• **Problem to solve**: In the listing below, how many lines contain the word "проведение"? Please respond with the number only.

• **Supplied information**:
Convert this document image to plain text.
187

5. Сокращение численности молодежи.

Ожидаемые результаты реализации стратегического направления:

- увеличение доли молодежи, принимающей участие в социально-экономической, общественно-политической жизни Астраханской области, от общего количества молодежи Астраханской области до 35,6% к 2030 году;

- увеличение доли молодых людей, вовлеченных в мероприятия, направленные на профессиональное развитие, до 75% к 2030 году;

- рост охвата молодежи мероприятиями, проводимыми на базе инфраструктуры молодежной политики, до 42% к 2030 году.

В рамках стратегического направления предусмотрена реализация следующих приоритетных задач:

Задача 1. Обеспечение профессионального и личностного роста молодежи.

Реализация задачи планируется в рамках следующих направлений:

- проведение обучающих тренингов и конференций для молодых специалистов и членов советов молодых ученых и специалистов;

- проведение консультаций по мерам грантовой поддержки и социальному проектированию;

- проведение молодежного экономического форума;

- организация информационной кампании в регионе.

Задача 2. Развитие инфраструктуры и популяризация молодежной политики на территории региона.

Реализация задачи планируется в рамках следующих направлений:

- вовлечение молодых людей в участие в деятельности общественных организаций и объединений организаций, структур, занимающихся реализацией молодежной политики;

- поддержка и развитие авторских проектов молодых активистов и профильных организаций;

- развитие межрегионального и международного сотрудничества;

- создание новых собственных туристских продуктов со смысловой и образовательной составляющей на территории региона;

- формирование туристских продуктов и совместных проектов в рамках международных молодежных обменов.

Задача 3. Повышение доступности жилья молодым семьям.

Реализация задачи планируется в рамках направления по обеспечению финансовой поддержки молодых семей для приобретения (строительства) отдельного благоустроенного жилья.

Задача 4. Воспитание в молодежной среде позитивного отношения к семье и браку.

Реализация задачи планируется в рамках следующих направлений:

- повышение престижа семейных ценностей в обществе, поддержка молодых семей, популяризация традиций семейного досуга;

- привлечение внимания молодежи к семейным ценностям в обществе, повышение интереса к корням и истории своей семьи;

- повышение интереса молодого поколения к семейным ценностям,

• **Answer in full**: 3